------ RECORDS SUPPLIED
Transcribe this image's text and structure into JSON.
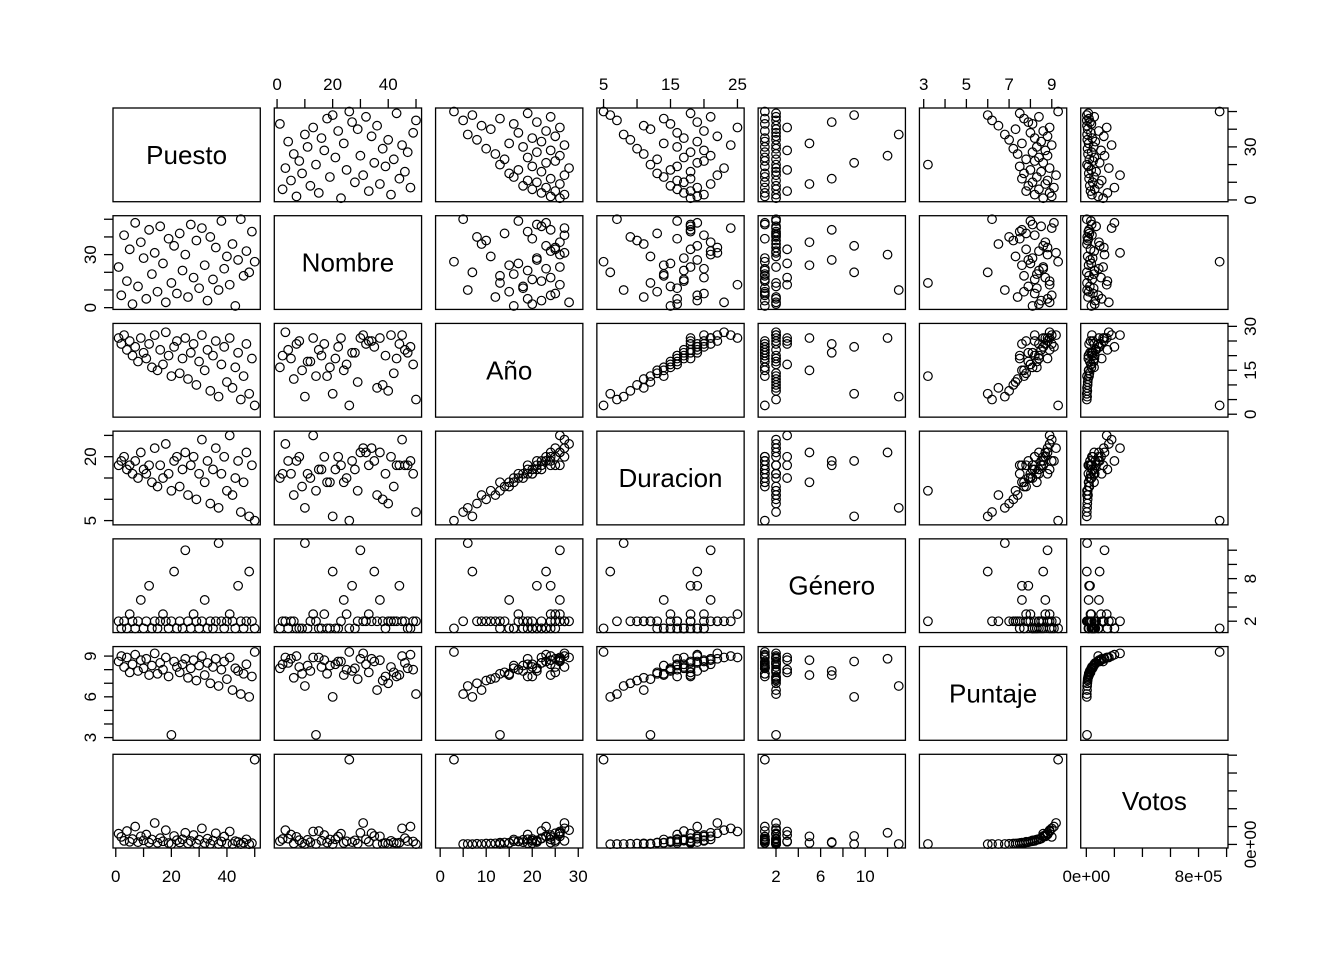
{
  "chart_data": {
    "type": "scatter-matrix",
    "title": "",
    "description": "R pairs() scatterplot matrix of 7 variables with alternating outer axes",
    "point_style": {
      "shape": "open-circle",
      "stroke": "#000000"
    },
    "grid": false,
    "legend": "none",
    "columns_order": [
      "Puesto",
      "Nombre",
      "Año",
      "Duracion",
      "Género",
      "Puntaje",
      "Votos"
    ],
    "variables": [
      {
        "name": "Puesto",
        "domain": [
          -1,
          52
        ],
        "ticks": [
          0,
          10,
          20,
          30,
          40,
          50
        ],
        "x_axis_side": "bottom",
        "y_axis_side": "right",
        "x_tick_labels": [
          {
            "v": 0,
            "t": "0"
          },
          {
            "v": 20,
            "t": "20"
          },
          {
            "v": 40,
            "t": "40"
          }
        ],
        "y_tick_labels": [
          {
            "v": 0,
            "t": "0"
          },
          {
            "v": 30,
            "t": "30"
          }
        ]
      },
      {
        "name": "Nombre",
        "domain": [
          -1,
          52
        ],
        "ticks": [
          0,
          10,
          20,
          30,
          40,
          50
        ],
        "x_axis_side": "top",
        "y_axis_side": "left",
        "x_tick_labels": [
          {
            "v": 0,
            "t": "0"
          },
          {
            "v": 20,
            "t": "20"
          },
          {
            "v": 40,
            "t": "40"
          }
        ],
        "y_tick_labels": [
          {
            "v": 0,
            "t": "0"
          },
          {
            "v": 30,
            "t": "30"
          }
        ]
      },
      {
        "name": "Año",
        "domain": [
          -1,
          31
        ],
        "ticks": [
          0,
          5,
          10,
          15,
          20,
          25,
          30
        ],
        "x_axis_side": "bottom",
        "y_axis_side": "right",
        "x_tick_labels": [
          {
            "v": 0,
            "t": "0"
          },
          {
            "v": 10,
            "t": "10"
          },
          {
            "v": 20,
            "t": "20"
          },
          {
            "v": 30,
            "t": "30"
          }
        ],
        "y_tick_labels": [
          {
            "v": 0,
            "t": "0"
          },
          {
            "v": 15,
            "t": "15"
          },
          {
            "v": 30,
            "t": "30"
          }
        ]
      },
      {
        "name": "Duracion",
        "domain": [
          4,
          26
        ],
        "ticks": [
          5,
          10,
          15,
          20,
          25
        ],
        "x_axis_side": "top",
        "y_axis_side": "left",
        "x_tick_labels": [
          {
            "v": 5,
            "t": "5"
          },
          {
            "v": 15,
            "t": "15"
          },
          {
            "v": 25,
            "t": "25"
          }
        ],
        "y_tick_labels": [
          {
            "v": 5,
            "t": "5"
          },
          {
            "v": 20,
            "t": "20"
          }
        ]
      },
      {
        "name": "Género",
        "domain": [
          0.4,
          13.6
        ],
        "ticks": [
          2,
          4,
          6,
          8,
          10,
          12
        ],
        "x_axis_side": "bottom",
        "y_axis_side": "right",
        "x_tick_labels": [
          {
            "v": 2,
            "t": "2"
          },
          {
            "v": 6,
            "t": "6"
          },
          {
            "v": 10,
            "t": "10"
          }
        ],
        "y_tick_labels": [
          {
            "v": 2,
            "t": "2"
          },
          {
            "v": 8,
            "t": "8"
          }
        ]
      },
      {
        "name": "Puntaje",
        "domain": [
          2.8,
          9.7
        ],
        "ticks": [
          3,
          4,
          5,
          6,
          7,
          8,
          9
        ],
        "x_axis_side": "top",
        "y_axis_side": "left",
        "x_tick_labels": [
          {
            "v": 3,
            "t": "3"
          },
          {
            "v": 5,
            "t": "5"
          },
          {
            "v": 7,
            "t": "7"
          },
          {
            "v": 9,
            "t": "9"
          }
        ],
        "y_tick_labels": [
          {
            "v": 3,
            "t": "3"
          },
          {
            "v": 6,
            "t": "6"
          },
          {
            "v": 9,
            "t": "9"
          }
        ]
      },
      {
        "name": "Votos",
        "domain": [
          -40000,
          1010000
        ],
        "ticks": [
          0,
          200000,
          400000,
          600000,
          800000,
          1000000
        ],
        "x_axis_side": "bottom",
        "y_axis_side": "right",
        "x_tick_labels": [
          {
            "v": 0,
            "t": "0e+00"
          },
          {
            "v": 800000,
            "t": "8e+05"
          }
        ],
        "y_tick_labels": [
          {
            "v": 0,
            "t": "0e+00"
          }
        ]
      }
    ],
    "observations": [
      [
        1,
        23,
        26,
        18,
        2,
        8.6,
        120000
      ],
      [
        2,
        7,
        24,
        19,
        1,
        9.0,
        85000
      ],
      [
        3,
        41,
        27,
        20,
        2,
        8.2,
        40000
      ],
      [
        4,
        15,
        22,
        17,
        1,
        8.9,
        150000
      ],
      [
        5,
        33,
        25,
        18,
        3,
        7.8,
        30000
      ],
      [
        6,
        2,
        20,
        16,
        2,
        8.4,
        60000
      ],
      [
        7,
        48,
        23,
        19,
        1,
        9.1,
        200000
      ],
      [
        8,
        12,
        18,
        15,
        2,
        7.9,
        25000
      ],
      [
        9,
        37,
        26,
        21,
        5,
        8.7,
        90000
      ],
      [
        10,
        28,
        21,
        17,
        1,
        8.1,
        45000
      ],
      [
        11,
        5,
        19,
        16,
        2,
        8.8,
        110000
      ],
      [
        12,
        44,
        24,
        18,
        7,
        7.6,
        20000
      ],
      [
        13,
        19,
        16,
        14,
        1,
        8.3,
        55000
      ],
      [
        14,
        31,
        27,
        22,
        2,
        9.2,
        240000
      ],
      [
        15,
        9,
        15,
        13,
        1,
        7.7,
        18000
      ],
      [
        16,
        46,
        22,
        18,
        2,
        8.5,
        70000
      ],
      [
        17,
        25,
        17,
        15,
        3,
        8.0,
        35000
      ],
      [
        18,
        3,
        28,
        23,
        2,
        8.9,
        160000
      ],
      [
        19,
        39,
        20,
        16,
        1,
        7.5,
        15000
      ],
      [
        20,
        14,
        13,
        12,
        2,
        3.2,
        5000
      ],
      [
        21,
        35,
        23,
        19,
        9,
        8.6,
        95000
      ],
      [
        22,
        8,
        25,
        20,
        1,
        8.2,
        48000
      ],
      [
        23,
        42,
        14,
        13,
        2,
        7.8,
        22000
      ],
      [
        24,
        21,
        19,
        17,
        1,
        8.4,
        58000
      ],
      [
        25,
        30,
        26,
        21,
        12,
        8.8,
        130000
      ],
      [
        26,
        6,
        12,
        11,
        2,
        7.4,
        12000
      ],
      [
        27,
        47,
        21,
        18,
        1,
        8.1,
        38000
      ],
      [
        28,
        17,
        24,
        20,
        3,
        8.7,
        105000
      ],
      [
        29,
        38,
        10,
        10,
        2,
        7.2,
        9000
      ],
      [
        30,
        11,
        18,
        16,
        1,
        8.3,
        52000
      ],
      [
        31,
        45,
        27,
        24,
        2,
        9.0,
        180000
      ],
      [
        32,
        24,
        15,
        14,
        5,
        7.6,
        16000
      ],
      [
        33,
        4,
        22,
        19,
        1,
        8.5,
        64000
      ],
      [
        34,
        40,
        8,
        9,
        2,
        7.0,
        7000
      ],
      [
        35,
        16,
        20,
        17,
        1,
        8.2,
        42000
      ],
      [
        36,
        34,
        25,
        22,
        2,
        8.8,
        125000
      ],
      [
        37,
        10,
        6,
        8,
        13,
        6.8,
        5500
      ],
      [
        38,
        49,
        17,
        16,
        2,
        8.0,
        33000
      ],
      [
        39,
        22,
        23,
        20,
        1,
        8.6,
        88000
      ],
      [
        40,
        29,
        11,
        12,
        2,
        7.3,
        10000
      ],
      [
        41,
        13,
        26,
        25,
        3,
        8.9,
        145000
      ],
      [
        42,
        36,
        9,
        11,
        2,
        6.5,
        4800
      ],
      [
        43,
        1,
        16,
        15,
        1,
        8.1,
        36000
      ],
      [
        44,
        27,
        21,
        19,
        7,
        7.9,
        26000
      ],
      [
        45,
        50,
        5,
        7,
        2,
        6.2,
        3800
      ],
      [
        46,
        18,
        13,
        14,
        1,
        7.7,
        19000
      ],
      [
        47,
        32,
        24,
        21,
        2,
        8.4,
        56000
      ],
      [
        48,
        20,
        7,
        6,
        9,
        6.0,
        3200
      ],
      [
        49,
        43,
        19,
        18,
        2,
        7.5,
        14000
      ],
      [
        50,
        26,
        3,
        5,
        1,
        9.3,
        950000
      ]
    ]
  }
}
------------
- SHORT PROBLEM
Extract every line of the records above that contains the word "name".

- TASK OUTPUT
        "name": "Puesto",
        "name": "Nombre",
        "name": "Año",
        "name": "Duracion",
        "name": "Género",
        "name": "Puntaje",
        "name": "Votos",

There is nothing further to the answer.